**TASK DIRECTIONS**
Determine how many lines of the entries contain "JSON". Reply with that number alone.

┄┄┄┄┄┄┄┄┄┄

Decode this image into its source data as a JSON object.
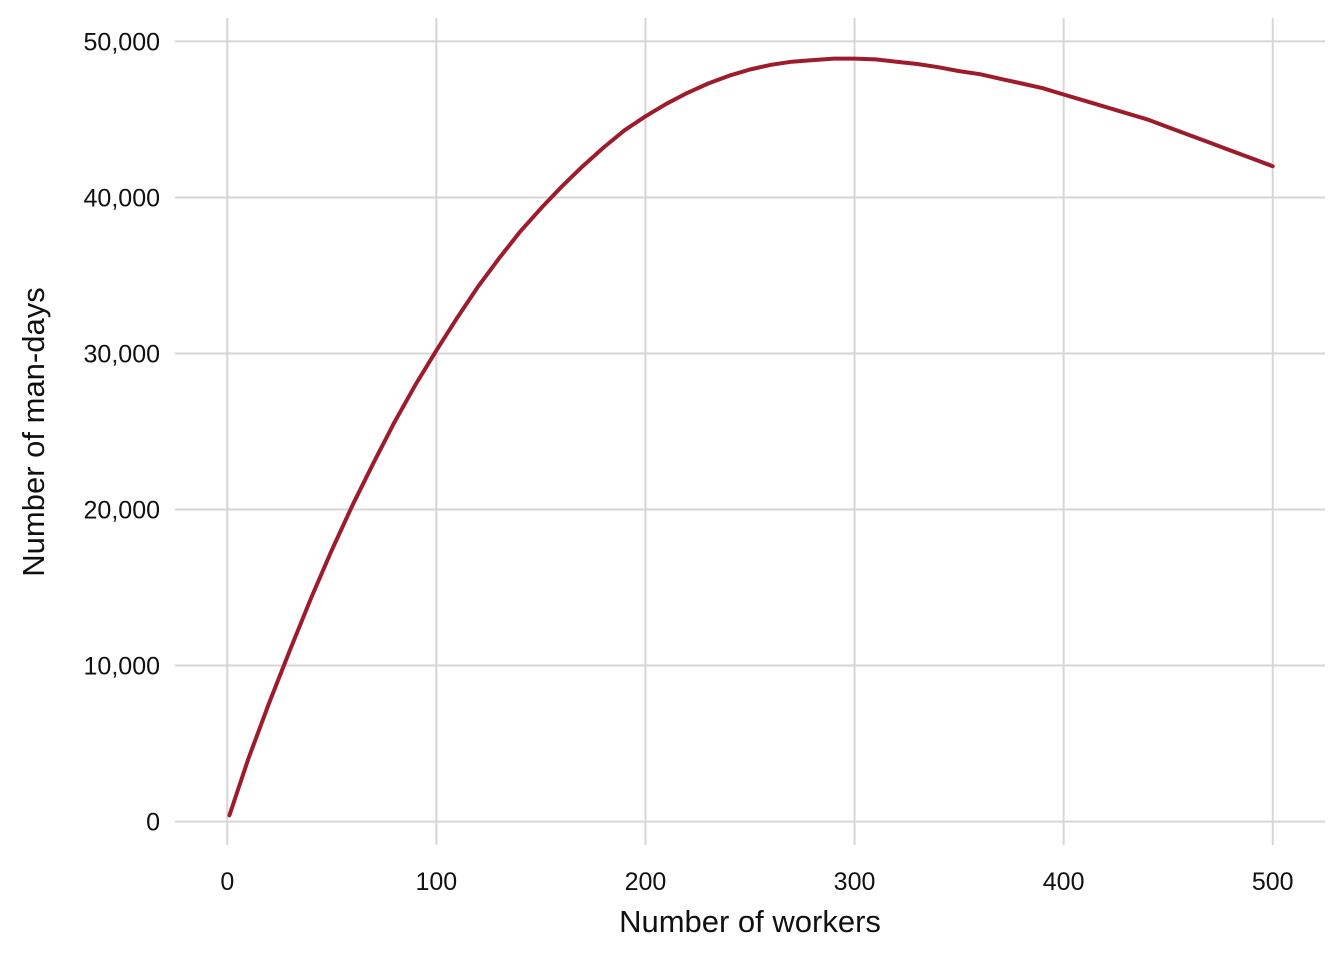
{
  "chart_data": {
    "type": "line",
    "title": "",
    "xlabel": "Number of workers",
    "ylabel": "Number of man-days",
    "xlim": [
      -25,
      525
    ],
    "ylim": [
      -1500,
      51500
    ],
    "grid": true,
    "legend": "none",
    "x_ticks": [
      0,
      100,
      200,
      300,
      400,
      500
    ],
    "x_tick_labels": [
      "0",
      "100",
      "200",
      "300",
      "400",
      "500"
    ],
    "y_ticks": [
      0,
      10000,
      20000,
      30000,
      40000,
      50000
    ],
    "y_tick_labels": [
      "0",
      "10,000",
      "20,000",
      "30,000",
      "40,000",
      "50,000"
    ],
    "series": [
      {
        "color": "#9e1b2c",
        "x": [
          1,
          10,
          20,
          30,
          40,
          50,
          60,
          70,
          80,
          90,
          100,
          110,
          120,
          130,
          140,
          150,
          160,
          170,
          180,
          190,
          200,
          210,
          220,
          230,
          240,
          250,
          260,
          270,
          280,
          290,
          300,
          310,
          320,
          330,
          340,
          350,
          360,
          370,
          380,
          390,
          400,
          410,
          420,
          430,
          440,
          450,
          460,
          470,
          480,
          490,
          500
        ],
        "y": [
          400,
          4000,
          7600,
          11000,
          14300,
          17400,
          20300,
          23000,
          25600,
          28000,
          30200,
          32300,
          34300,
          36100,
          37800,
          39300,
          40700,
          42000,
          43200,
          44300,
          45200,
          46000,
          46700,
          47300,
          47800,
          48200,
          48500,
          48700,
          48800,
          48900,
          48900,
          48850,
          48700,
          48550,
          48350,
          48100,
          47900,
          47600,
          47300,
          47000,
          46600,
          46200,
          45800,
          45400,
          45000,
          44500,
          44000,
          43500,
          43000,
          42500,
          42000
        ]
      }
    ]
  }
}
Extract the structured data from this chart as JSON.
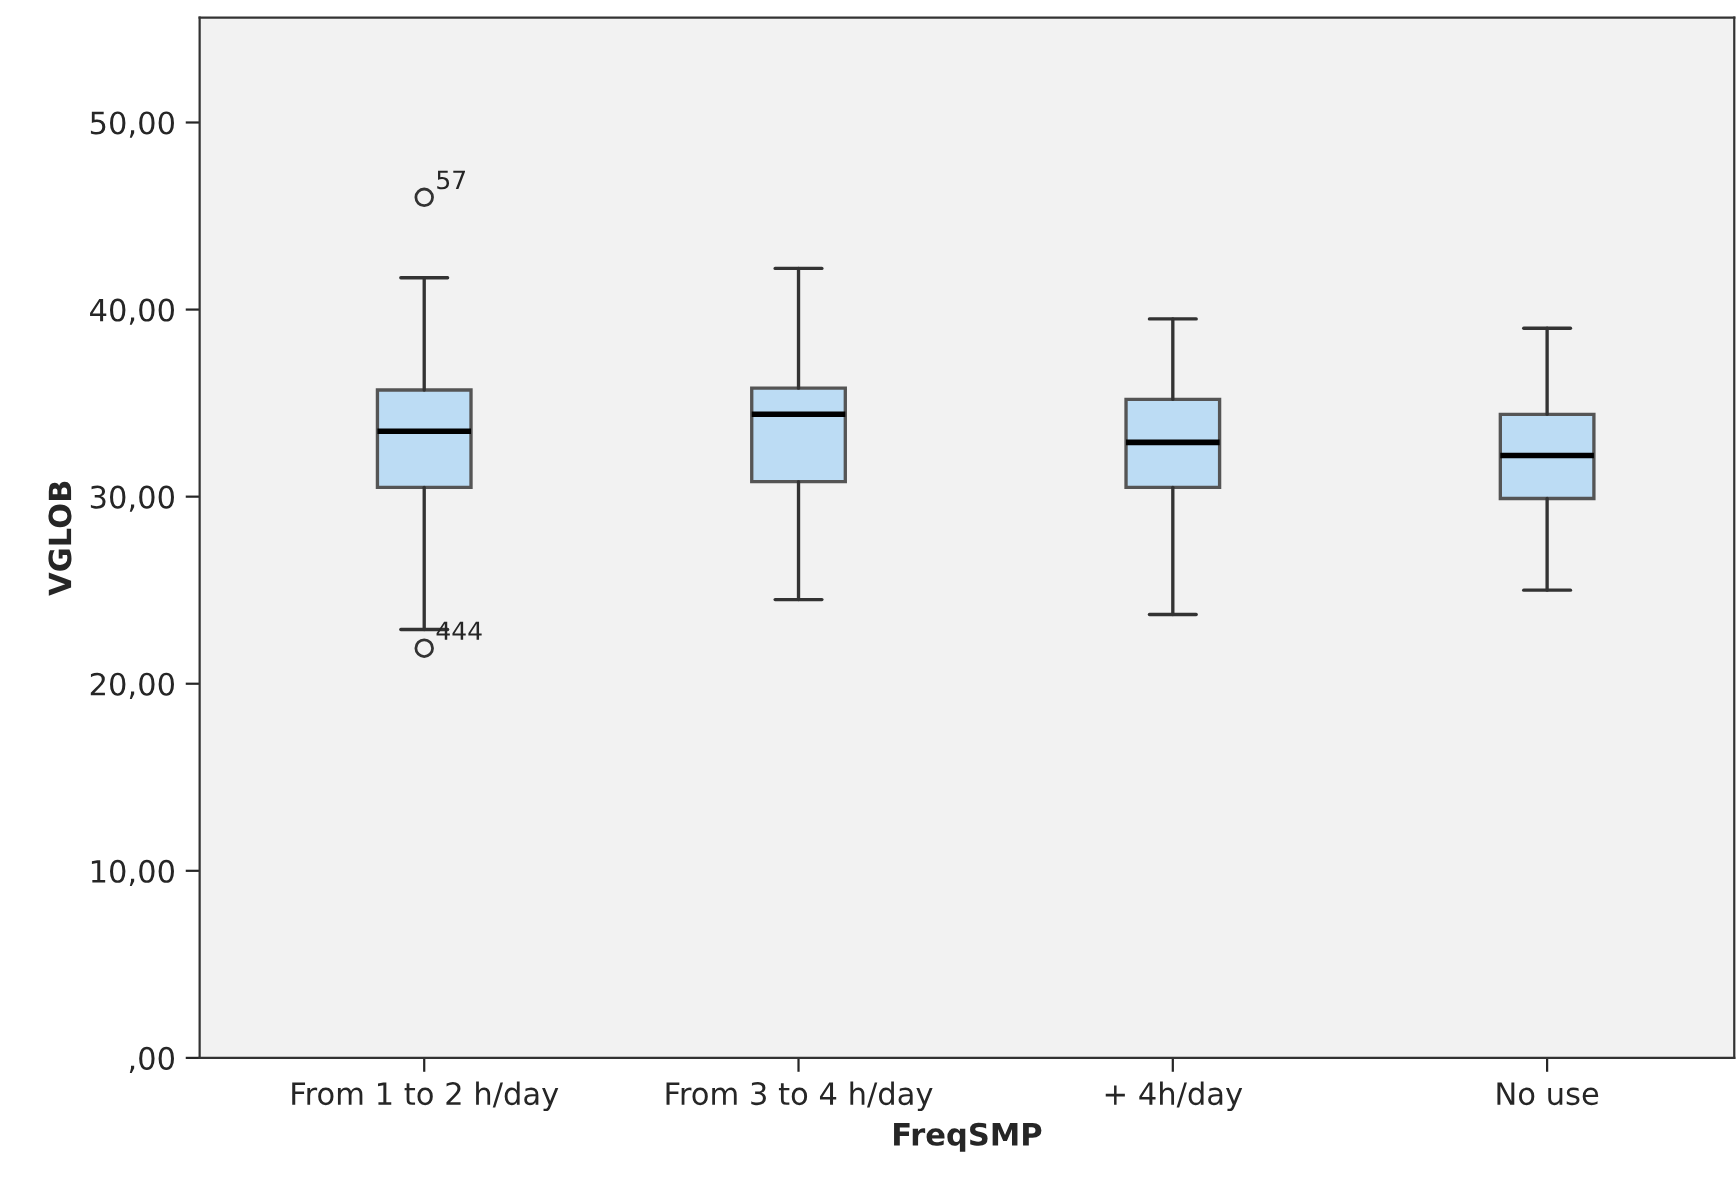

┄┄┄┄┄┄┄┄┄┄

**ANSWER FOR THIS EXERCISE**
2